Instructions for the task
Among the entries, which lines carry the string "سعيد"? Copy each of them.

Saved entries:
==*==

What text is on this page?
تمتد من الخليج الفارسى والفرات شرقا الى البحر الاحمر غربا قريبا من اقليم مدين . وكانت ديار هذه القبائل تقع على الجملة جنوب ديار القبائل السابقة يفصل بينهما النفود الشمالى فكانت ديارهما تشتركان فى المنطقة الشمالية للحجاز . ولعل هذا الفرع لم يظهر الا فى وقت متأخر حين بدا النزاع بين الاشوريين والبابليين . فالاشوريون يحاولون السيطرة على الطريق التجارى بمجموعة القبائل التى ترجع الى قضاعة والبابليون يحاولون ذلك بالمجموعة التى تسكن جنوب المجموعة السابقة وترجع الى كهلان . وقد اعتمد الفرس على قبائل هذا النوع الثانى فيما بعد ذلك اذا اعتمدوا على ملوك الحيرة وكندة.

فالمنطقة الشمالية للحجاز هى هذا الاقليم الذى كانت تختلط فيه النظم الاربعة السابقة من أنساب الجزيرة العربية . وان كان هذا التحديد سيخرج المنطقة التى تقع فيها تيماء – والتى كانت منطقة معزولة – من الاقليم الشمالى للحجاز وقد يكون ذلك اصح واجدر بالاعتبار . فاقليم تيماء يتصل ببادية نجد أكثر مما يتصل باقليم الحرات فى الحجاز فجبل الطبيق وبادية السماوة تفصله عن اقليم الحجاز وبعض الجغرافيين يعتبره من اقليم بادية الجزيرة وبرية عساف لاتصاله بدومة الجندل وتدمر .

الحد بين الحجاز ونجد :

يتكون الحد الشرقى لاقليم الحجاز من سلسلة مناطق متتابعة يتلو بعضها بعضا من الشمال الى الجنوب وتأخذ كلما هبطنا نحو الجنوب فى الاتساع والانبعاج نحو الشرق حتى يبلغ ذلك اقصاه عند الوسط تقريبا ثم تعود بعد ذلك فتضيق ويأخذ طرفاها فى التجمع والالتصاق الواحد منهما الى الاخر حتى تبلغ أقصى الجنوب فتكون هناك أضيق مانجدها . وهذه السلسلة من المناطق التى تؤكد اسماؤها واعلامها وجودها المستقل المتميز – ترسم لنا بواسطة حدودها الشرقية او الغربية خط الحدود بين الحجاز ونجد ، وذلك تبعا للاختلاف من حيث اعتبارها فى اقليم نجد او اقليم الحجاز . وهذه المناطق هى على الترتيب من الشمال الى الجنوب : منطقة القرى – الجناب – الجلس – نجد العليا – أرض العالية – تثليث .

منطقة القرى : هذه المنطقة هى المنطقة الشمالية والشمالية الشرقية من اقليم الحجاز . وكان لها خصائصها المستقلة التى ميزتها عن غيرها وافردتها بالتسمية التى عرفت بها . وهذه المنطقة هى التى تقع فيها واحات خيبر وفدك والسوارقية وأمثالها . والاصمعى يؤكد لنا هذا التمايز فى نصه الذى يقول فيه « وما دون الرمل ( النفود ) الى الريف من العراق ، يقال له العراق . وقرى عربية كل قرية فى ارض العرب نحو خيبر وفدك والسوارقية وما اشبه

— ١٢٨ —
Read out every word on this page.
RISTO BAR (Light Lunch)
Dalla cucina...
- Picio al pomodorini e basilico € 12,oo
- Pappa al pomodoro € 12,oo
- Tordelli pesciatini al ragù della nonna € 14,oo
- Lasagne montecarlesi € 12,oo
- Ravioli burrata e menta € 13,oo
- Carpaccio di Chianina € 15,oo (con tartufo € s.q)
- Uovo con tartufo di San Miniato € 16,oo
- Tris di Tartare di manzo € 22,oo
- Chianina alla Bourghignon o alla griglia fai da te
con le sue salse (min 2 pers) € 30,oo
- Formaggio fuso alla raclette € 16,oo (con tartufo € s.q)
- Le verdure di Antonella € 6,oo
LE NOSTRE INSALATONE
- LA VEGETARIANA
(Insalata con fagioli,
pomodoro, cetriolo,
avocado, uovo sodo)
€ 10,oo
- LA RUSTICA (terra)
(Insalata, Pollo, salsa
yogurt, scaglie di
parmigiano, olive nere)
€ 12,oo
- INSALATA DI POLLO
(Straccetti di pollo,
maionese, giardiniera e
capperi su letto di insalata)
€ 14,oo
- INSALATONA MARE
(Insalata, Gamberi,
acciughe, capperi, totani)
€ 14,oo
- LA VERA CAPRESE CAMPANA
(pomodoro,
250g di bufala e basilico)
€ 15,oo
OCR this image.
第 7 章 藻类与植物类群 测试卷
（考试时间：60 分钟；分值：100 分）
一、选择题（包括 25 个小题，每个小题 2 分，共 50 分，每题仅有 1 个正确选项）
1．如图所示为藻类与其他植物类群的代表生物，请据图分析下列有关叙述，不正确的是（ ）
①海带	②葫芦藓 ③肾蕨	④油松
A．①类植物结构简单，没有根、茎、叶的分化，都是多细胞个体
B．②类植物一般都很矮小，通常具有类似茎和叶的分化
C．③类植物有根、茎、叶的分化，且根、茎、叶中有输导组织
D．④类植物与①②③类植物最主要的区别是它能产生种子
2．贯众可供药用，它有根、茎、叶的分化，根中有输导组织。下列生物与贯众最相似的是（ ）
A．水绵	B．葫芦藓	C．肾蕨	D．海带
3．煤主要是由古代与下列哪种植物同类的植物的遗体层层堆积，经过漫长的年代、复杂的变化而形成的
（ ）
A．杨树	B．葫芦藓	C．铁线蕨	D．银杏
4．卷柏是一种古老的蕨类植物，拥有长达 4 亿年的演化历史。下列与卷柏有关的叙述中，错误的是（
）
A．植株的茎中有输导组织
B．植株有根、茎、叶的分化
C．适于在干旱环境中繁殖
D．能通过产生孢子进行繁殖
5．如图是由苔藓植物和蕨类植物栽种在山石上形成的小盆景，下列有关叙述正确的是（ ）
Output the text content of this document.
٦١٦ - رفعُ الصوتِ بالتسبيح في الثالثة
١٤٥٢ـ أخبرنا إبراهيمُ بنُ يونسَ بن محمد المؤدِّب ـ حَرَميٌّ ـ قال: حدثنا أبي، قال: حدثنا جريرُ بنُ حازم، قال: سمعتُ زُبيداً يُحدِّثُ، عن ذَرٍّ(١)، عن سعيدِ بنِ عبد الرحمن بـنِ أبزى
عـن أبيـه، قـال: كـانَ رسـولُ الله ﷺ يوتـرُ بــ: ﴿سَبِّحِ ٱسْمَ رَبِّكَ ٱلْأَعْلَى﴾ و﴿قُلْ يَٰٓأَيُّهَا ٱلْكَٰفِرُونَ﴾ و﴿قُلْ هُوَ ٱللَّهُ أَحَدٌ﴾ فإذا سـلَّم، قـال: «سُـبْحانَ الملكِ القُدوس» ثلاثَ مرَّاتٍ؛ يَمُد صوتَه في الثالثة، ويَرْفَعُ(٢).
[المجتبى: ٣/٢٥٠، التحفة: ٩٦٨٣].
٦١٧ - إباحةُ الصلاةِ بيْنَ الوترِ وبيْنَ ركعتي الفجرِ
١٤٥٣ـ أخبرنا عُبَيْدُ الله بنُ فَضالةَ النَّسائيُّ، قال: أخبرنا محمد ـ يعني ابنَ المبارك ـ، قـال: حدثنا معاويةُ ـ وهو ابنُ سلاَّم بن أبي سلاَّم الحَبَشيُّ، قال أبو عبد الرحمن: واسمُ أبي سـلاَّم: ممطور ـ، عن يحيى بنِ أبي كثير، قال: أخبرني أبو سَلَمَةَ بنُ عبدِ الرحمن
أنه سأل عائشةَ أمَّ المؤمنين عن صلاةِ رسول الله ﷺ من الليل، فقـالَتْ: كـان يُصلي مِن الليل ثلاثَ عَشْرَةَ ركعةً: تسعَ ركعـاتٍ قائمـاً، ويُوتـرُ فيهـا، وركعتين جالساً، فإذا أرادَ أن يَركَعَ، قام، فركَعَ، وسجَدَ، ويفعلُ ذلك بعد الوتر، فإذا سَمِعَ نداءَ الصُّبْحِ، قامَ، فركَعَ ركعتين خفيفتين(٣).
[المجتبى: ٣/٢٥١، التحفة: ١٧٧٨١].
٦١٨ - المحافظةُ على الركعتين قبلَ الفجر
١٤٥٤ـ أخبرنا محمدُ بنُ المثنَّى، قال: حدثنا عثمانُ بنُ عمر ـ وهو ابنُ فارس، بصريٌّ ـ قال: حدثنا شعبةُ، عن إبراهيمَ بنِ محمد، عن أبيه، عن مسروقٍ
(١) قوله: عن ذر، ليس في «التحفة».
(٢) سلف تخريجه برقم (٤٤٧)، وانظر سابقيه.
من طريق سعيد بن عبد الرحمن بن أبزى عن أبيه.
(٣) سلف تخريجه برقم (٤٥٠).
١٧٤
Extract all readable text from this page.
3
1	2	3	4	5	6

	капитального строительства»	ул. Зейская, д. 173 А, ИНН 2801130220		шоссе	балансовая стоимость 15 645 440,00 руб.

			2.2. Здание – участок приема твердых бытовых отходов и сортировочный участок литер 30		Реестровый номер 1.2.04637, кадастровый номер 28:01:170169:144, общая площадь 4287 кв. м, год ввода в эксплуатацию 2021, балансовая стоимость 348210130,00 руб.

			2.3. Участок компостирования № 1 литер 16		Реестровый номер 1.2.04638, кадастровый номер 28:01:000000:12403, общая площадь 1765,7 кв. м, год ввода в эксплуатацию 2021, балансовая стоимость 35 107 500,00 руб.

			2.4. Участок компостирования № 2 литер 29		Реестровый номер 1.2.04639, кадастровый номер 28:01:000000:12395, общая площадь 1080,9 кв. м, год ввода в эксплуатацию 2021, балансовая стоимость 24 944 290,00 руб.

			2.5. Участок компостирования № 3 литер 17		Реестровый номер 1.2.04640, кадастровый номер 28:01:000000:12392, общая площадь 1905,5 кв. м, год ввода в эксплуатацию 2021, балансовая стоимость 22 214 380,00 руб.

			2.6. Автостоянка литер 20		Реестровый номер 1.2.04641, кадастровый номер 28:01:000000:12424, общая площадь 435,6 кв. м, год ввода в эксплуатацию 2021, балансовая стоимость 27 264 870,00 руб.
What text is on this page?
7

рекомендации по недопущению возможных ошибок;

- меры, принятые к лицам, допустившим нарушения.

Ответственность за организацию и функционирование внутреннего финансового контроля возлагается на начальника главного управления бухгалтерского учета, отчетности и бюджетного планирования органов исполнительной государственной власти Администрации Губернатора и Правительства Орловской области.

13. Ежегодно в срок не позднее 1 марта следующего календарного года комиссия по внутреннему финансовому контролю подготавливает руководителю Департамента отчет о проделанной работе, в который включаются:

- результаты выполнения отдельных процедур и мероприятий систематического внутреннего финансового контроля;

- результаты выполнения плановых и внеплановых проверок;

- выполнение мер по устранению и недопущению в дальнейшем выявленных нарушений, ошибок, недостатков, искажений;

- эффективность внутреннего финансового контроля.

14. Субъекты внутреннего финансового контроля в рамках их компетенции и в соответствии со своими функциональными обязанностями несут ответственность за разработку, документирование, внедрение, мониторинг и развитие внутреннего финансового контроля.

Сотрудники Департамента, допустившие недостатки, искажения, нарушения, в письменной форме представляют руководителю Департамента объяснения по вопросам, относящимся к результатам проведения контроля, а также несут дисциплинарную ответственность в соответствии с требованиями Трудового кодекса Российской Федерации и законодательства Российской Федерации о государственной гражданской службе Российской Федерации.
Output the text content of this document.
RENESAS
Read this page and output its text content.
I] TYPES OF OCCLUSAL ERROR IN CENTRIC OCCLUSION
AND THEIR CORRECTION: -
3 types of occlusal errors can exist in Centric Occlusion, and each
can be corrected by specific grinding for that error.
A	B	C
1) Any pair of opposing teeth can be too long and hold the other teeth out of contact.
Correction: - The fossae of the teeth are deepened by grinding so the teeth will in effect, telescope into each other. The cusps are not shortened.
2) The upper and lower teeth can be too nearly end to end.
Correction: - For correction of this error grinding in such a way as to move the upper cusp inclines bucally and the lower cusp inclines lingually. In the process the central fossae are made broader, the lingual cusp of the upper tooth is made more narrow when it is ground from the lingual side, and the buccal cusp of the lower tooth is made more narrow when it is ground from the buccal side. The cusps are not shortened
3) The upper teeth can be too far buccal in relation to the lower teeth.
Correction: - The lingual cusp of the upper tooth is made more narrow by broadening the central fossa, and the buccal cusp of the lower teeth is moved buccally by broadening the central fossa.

==*==

Answer in full
١٤٥٢ـ أخبرنا إبراهيمُ بنُ يونسَ بن محمد المؤدِّب ـ حَرَميٌّ ـ قال: حدثنا أبي، قال: حدثنا جريرُ بنُ حازم، قال: سمعتُ زُبيداً يُحدِّثُ، عن ذَرٍّ(١)، عن سعيدِ بنِ عبد الرحمن بـنِ أبزى
من طريق سعيد بن عبد الرحمن بن أبزى عن أبيه.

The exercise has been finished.